**Problem to work on**.
Reproduce the complete listing without any deviation.

**Record excerpts**.

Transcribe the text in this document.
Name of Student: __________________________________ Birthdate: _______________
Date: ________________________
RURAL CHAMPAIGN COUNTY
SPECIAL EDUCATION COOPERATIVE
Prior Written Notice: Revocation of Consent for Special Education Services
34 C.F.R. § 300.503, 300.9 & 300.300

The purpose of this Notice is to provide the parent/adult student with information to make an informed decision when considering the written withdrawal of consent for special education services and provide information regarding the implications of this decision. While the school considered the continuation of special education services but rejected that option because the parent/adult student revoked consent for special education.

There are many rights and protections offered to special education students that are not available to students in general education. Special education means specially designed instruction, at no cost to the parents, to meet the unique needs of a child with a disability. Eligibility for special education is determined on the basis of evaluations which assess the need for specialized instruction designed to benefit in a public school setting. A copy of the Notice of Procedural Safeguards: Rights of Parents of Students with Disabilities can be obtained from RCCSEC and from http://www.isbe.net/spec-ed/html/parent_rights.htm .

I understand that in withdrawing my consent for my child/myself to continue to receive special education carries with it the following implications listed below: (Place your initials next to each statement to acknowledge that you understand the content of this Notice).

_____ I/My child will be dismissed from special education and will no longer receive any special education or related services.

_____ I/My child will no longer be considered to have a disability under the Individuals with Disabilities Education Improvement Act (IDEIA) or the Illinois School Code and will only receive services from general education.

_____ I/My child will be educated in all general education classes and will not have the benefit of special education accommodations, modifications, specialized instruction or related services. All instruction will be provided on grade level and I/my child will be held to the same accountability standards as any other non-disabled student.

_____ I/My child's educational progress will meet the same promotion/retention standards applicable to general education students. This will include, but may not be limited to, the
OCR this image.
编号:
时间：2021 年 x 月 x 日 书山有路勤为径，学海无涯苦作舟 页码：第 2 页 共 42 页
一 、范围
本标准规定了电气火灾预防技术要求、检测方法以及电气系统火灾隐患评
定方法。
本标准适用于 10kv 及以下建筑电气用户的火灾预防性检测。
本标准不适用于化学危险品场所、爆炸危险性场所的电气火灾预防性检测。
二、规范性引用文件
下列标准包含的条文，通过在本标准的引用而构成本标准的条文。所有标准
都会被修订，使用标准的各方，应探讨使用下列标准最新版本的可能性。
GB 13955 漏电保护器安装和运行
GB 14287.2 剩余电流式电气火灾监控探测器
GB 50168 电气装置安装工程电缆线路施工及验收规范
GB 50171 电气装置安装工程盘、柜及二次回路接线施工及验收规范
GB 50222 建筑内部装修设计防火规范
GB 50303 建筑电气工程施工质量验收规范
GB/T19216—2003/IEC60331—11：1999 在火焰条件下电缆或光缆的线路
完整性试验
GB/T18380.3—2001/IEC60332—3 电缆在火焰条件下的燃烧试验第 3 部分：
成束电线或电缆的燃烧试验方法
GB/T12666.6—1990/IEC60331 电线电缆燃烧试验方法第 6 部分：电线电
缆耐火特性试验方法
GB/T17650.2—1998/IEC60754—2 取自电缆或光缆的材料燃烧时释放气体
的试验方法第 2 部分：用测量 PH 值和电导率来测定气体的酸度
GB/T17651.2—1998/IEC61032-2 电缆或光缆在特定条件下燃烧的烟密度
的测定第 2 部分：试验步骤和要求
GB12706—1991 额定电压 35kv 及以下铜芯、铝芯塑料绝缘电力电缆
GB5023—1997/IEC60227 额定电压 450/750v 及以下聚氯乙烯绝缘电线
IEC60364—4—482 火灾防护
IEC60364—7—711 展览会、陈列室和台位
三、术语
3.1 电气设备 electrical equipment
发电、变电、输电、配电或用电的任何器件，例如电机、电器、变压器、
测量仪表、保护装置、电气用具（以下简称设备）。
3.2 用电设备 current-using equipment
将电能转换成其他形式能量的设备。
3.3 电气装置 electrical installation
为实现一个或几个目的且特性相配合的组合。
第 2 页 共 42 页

**Solution for this problem**.
Transcribe the text in this document.
Name of Student: __________________________________ Birthdate: _______________
Date: ________________________
RURAL CHAMPAIGN COUNTY
SPECIAL EDUCATION COOPERATIVE
Prior Written Notice: Revocation of Consent for Special Education Services
34 C.F.R. § 300.503, 300.9 & 300.300

The purpose of this Notice is to provide the parent/adult student with information to make an informed decision when considering the written withdrawal of consent for special education services and provide information regarding the implications of this decision. While the school considered the continuation of special education services but rejected that option because the parent/adult student revoked consent for special education.

There are many rights and protections offered to special education students that are not available to students in general education. Special education means specially designed instruction, at no cost to the parents, to meet the unique needs of a child with a disability. Eligibility for special education is determined on the basis of evaluations which assess the need for specialized instruction designed to benefit in a public school setting. A copy of the Notice of Procedural Safeguards: Rights of Parents of Students with Disabilities can be obtained from RCCSEC and from http://www.isbe.net/spec-ed/html/parent_rights.htm .

I understand that in withdrawing my consent for my child/myself to continue to receive special education carries with it the following implications listed below: (Place your initials next to each statement to acknowledge that you understand the content of this Notice).

_____ I/My child will be dismissed from special education and will no longer receive any special education or related services.

_____ I/My child will no longer be considered to have a disability under the Individuals with Disabilities Education Improvement Act (IDEIA) or the Illinois School Code and will only receive services from general education.

_____ I/My child will be educated in all general education classes and will not have the benefit of special education accommodations, modifications, specialized instruction or related services. All instruction will be provided on grade level and I/my child will be held to the same accountability standards as any other non-disabled student.

_____ I/My child's educational progress will meet the same promotion/retention standards applicable to general education students. This will include, but may not be limited to, the
OCR this image.
编号:
时间：2021 年 x 月 x 日 书山有路勤为径，学海无涯苦作舟 页码：第 2 页 共 42 页
一 、范围
本标准规定了电气火灾预防技术要求、检测方法以及电气系统火灾隐患评
定方法。
本标准适用于 10kv 及以下建筑电气用户的火灾预防性检测。
本标准不适用于化学危险品场所、爆炸危险性场所的电气火灾预防性检测。
二、规范性引用文件
下列标准包含的条文，通过在本标准的引用而构成本标准的条文。所有标准
都会被修订，使用标准的各方，应探讨使用下列标准最新版本的可能性。
GB 13955 漏电保护器安装和运行
GB 14287.2 剩余电流式电气火灾监控探测器
GB 50168 电气装置安装工程电缆线路施工及验收规范
GB 50171 电气装置安装工程盘、柜及二次回路接线施工及验收规范
GB 50222 建筑内部装修设计防火规范
GB 50303 建筑电气工程施工质量验收规范
GB/T19216—2003/IEC60331—11：1999 在火焰条件下电缆或光缆的线路
完整性试验
GB/T18380.3—2001/IEC60332—3 电缆在火焰条件下的燃烧试验第 3 部分：
成束电线或电缆的燃烧试验方法
GB/T12666.6—1990/IEC60331 电线电缆燃烧试验方法第 6 部分：电线电
缆耐火特性试验方法
GB/T17650.2—1998/IEC60754—2 取自电缆或光缆的材料燃烧时释放气体
的试验方法第 2 部分：用测量 PH 值和电导率来测定气体的酸度
GB/T17651.2—1998/IEC61032-2 电缆或光缆在特定条件下燃烧的烟密度
的测定第 2 部分：试验步骤和要求
GB12706—1991 额定电压 35kv 及以下铜芯、铝芯塑料绝缘电力电缆
GB5023—1997/IEC60227 额定电压 450/750v 及以下聚氯乙烯绝缘电线
IEC60364—4—482 火灾防护
IEC60364—7—711 展览会、陈列室和台位
三、术语
3.1 电气设备 electrical equipment
发电、变电、输电、配电或用电的任何器件，例如电机、电器、变压器、
测量仪表、保护装置、电气用具（以下简称设备）。
3.2 用电设备 current-using equipment
将电能转换成其他形式能量的设备。
3.3 电气装置 electrical installation
为实现一个或几个目的且特性相配合的组合。
第 2 页 共 42 页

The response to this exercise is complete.